**DATASET RECORDS**
• • • • •

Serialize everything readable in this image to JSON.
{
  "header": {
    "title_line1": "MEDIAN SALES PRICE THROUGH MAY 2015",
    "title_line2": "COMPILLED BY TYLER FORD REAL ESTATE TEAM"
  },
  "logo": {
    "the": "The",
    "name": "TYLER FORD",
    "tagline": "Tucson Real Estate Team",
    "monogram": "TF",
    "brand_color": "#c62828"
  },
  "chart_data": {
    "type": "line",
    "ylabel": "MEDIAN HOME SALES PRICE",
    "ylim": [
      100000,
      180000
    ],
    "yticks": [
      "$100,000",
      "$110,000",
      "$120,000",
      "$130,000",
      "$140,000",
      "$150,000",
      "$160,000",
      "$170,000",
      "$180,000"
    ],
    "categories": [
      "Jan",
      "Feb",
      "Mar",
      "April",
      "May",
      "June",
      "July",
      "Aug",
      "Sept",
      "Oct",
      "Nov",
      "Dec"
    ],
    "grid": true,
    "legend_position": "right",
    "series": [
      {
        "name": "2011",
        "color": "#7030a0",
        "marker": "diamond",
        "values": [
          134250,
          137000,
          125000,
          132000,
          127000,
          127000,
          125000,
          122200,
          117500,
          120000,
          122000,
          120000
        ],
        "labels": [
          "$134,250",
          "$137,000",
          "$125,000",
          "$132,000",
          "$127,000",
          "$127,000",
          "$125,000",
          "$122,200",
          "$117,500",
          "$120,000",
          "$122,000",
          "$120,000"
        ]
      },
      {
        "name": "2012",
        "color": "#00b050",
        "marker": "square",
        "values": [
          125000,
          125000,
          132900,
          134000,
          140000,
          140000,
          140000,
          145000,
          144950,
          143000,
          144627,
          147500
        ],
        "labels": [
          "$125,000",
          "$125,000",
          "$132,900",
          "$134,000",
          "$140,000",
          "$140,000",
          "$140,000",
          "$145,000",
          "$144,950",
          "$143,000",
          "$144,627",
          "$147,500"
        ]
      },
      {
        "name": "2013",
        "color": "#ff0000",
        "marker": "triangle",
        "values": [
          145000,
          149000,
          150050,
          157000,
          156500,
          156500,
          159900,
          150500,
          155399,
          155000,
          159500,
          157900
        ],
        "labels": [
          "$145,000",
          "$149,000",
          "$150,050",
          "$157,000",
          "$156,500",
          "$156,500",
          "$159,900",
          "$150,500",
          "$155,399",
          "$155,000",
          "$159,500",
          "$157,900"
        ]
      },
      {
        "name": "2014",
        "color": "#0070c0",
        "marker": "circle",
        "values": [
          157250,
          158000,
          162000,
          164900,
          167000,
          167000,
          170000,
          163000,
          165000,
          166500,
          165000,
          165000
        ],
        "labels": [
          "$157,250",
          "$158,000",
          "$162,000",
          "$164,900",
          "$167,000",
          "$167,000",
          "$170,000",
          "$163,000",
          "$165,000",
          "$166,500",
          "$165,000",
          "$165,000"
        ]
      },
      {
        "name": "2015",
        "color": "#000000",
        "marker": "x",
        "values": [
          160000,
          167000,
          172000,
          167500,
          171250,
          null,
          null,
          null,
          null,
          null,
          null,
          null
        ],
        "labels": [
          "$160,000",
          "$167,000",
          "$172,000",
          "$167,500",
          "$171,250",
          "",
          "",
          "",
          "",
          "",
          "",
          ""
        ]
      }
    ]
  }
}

• • • • •

**REQUIRED TASK**
All the data must be duplicated exactly, with nothing added or removed.

**FINISHED ANSWER**
Serialize everything readable in this image to JSON.
{
  "header": {
    "title_line1": "MEDIAN SALES PRICE THROUGH MAY 2015",
    "title_line2": "COMPILLED BY TYLER FORD REAL ESTATE TEAM"
  },
  "logo": {
    "the": "The",
    "name": "TYLER FORD",
    "tagline": "Tucson Real Estate Team",
    "monogram": "TF",
    "brand_color": "#c62828"
  },
  "chart_data": {
    "type": "line",
    "ylabel": "MEDIAN HOME SALES PRICE",
    "ylim": [
      100000,
      180000
    ],
    "yticks": [
      "$100,000",
      "$110,000",
      "$120,000",
      "$130,000",
      "$140,000",
      "$150,000",
      "$160,000",
      "$170,000",
      "$180,000"
    ],
    "categories": [
      "Jan",
      "Feb",
      "Mar",
      "April",
      "May",
      "June",
      "July",
      "Aug",
      "Sept",
      "Oct",
      "Nov",
      "Dec"
    ],
    "grid": true,
    "legend_position": "right",
    "series": [
      {
        "name": "2011",
        "color": "#7030a0",
        "marker": "diamond",
        "values": [
          134250,
          137000,
          125000,
          132000,
          127000,
          127000,
          125000,
          122200,
          117500,
          120000,
          122000,
          120000
        ],
        "labels": [
          "$134,250",
          "$137,000",
          "$125,000",
          "$132,000",
          "$127,000",
          "$127,000",
          "$125,000",
          "$122,200",
          "$117,500",
          "$120,000",
          "$122,000",
          "$120,000"
        ]
      },
      {
        "name": "2012",
        "color": "#00b050",
        "marker": "square",
        "values": [
          125000,
          125000,
          132900,
          134000,
          140000,
          140000,
          140000,
          145000,
          144950,
          143000,
          144627,
          147500
        ],
        "labels": [
          "$125,000",
          "$125,000",
          "$132,900",
          "$134,000",
          "$140,000",
          "$140,000",
          "$140,000",
          "$145,000",
          "$144,950",
          "$143,000",
          "$144,627",
          "$147,500"
        ]
      },
      {
        "name": "2013",
        "color": "#ff0000",
        "marker": "triangle",
        "values": [
          145000,
          149000,
          150050,
          157000,
          156500,
          156500,
          159900,
          150500,
          155399,
          155000,
          159500,
          157900
        ],
        "labels": [
          "$145,000",
          "$149,000",
          "$150,050",
          "$157,000",
          "$156,500",
          "$156,500",
          "$159,900",
          "$150,500",
          "$155,399",
          "$155,000",
          "$159,500",
          "$157,900"
        ]
      },
      {
        "name": "2014",
        "color": "#0070c0",
        "marker": "circle",
        "values": [
          157250,
          158000,
          162000,
          164900,
          167000,
          167000,
          170000,
          163000,
          165000,
          166500,
          165000,
          165000
        ],
        "labels": [
          "$157,250",
          "$158,000",
          "$162,000",
          "$164,900",
          "$167,000",
          "$167,000",
          "$170,000",
          "$163,000",
          "$165,000",
          "$166,500",
          "$165,000",
          "$165,000"
        ]
      },
      {
        "name": "2015",
        "color": "#000000",
        "marker": "x",
        "values": [
          160000,
          167000,
          172000,
          167500,
          171250,
          null,
          null,
          null,
          null,
          null,
          null,
          null
        ],
        "labels": [
          "$160,000",
          "$167,000",
          "$172,000",
          "$167,500",
          "$171,250",
          "",
          "",
          "",
          "",
          "",
          "",
          ""
        ]
      }
    ]
  }
}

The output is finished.